### GOAL
Your copy of the material must match it exactly, except that pictures are dropped.

RECORD LIST start

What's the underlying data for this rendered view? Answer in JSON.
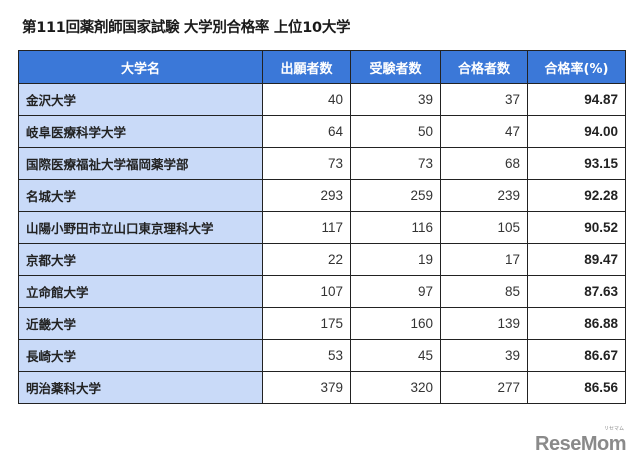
{
  "title": "第111回薬剤師国家試験 大学別合格率 上位10大学",
  "table": {
    "headers": [
      "大学名",
      "出願者数",
      "受験者数",
      "合格者数",
      "合格率(%)"
    ],
    "rows": [
      {
        "name": "金沢大学",
        "applicants": "40",
        "examinees": "39",
        "passed": "37",
        "rate": "94.87"
      },
      {
        "name": "岐阜医療科学大学",
        "applicants": "64",
        "examinees": "50",
        "passed": "47",
        "rate": "94.00"
      },
      {
        "name": "国際医療福祉大学福岡薬学部",
        "applicants": "73",
        "examinees": "73",
        "passed": "68",
        "rate": "93.15"
      },
      {
        "name": "名城大学",
        "applicants": "293",
        "examinees": "259",
        "passed": "239",
        "rate": "92.28"
      },
      {
        "name": "山陽小野田市立山口東京理科大学",
        "applicants": "117",
        "examinees": "116",
        "passed": "105",
        "rate": "90.52"
      },
      {
        "name": "京都大学",
        "applicants": "22",
        "examinees": "19",
        "passed": "17",
        "rate": "89.47"
      },
      {
        "name": "立命館大学",
        "applicants": "107",
        "examinees": "97",
        "passed": "85",
        "rate": "87.63"
      },
      {
        "name": "近畿大学",
        "applicants": "175",
        "examinees": "160",
        "passed": "139",
        "rate": "86.88"
      },
      {
        "name": "長崎大学",
        "applicants": "53",
        "examinees": "45",
        "passed": "39",
        "rate": "86.67"
      },
      {
        "name": "明治薬科大学",
        "applicants": "379",
        "examinees": "320",
        "passed": "277",
        "rate": "86.56"
      }
    ]
  },
  "logo": {
    "text": "ReseMom",
    "sub": "リセマム"
  },
  "colors": {
    "header_bg": "#3b78d8",
    "name_col_bg": "#c9daf8"
  }
}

RECORD LIST end

### TASK RESULT
What's the underlying data for this rendered view? Answer in JSON.
{
  "title": "第111回薬剤師国家試験 大学別合格率 上位10大学",
  "table": {
    "headers": [
      "大学名",
      "出願者数",
      "受験者数",
      "合格者数",
      "合格率(%)"
    ],
    "rows": [
      {
        "name": "金沢大学",
        "applicants": "40",
        "examinees": "39",
        "passed": "37",
        "rate": "94.87"
      },
      {
        "name": "岐阜医療科学大学",
        "applicants": "64",
        "examinees": "50",
        "passed": "47",
        "rate": "94.00"
      },
      {
        "name": "国際医療福祉大学福岡薬学部",
        "applicants": "73",
        "examinees": "73",
        "passed": "68",
        "rate": "93.15"
      },
      {
        "name": "名城大学",
        "applicants": "293",
        "examinees": "259",
        "passed": "239",
        "rate": "92.28"
      },
      {
        "name": "山陽小野田市立山口東京理科大学",
        "applicants": "117",
        "examinees": "116",
        "passed": "105",
        "rate": "90.52"
      },
      {
        "name": "京都大学",
        "applicants": "22",
        "examinees": "19",
        "passed": "17",
        "rate": "89.47"
      },
      {
        "name": "立命館大学",
        "applicants": "107",
        "examinees": "97",
        "passed": "85",
        "rate": "87.63"
      },
      {
        "name": "近畿大学",
        "applicants": "175",
        "examinees": "160",
        "passed": "139",
        "rate": "86.88"
      },
      {
        "name": "長崎大学",
        "applicants": "53",
        "examinees": "45",
        "passed": "39",
        "rate": "86.67"
      },
      {
        "name": "明治薬科大学",
        "applicants": "379",
        "examinees": "320",
        "passed": "277",
        "rate": "86.56"
      }
    ]
  },
  "logo": {
    "text": "ReseMom",
    "sub": "リセマム"
  },
  "colors": {
    "header_bg": "#3b78d8",
    "name_col_bg": "#c9daf8"
  }
}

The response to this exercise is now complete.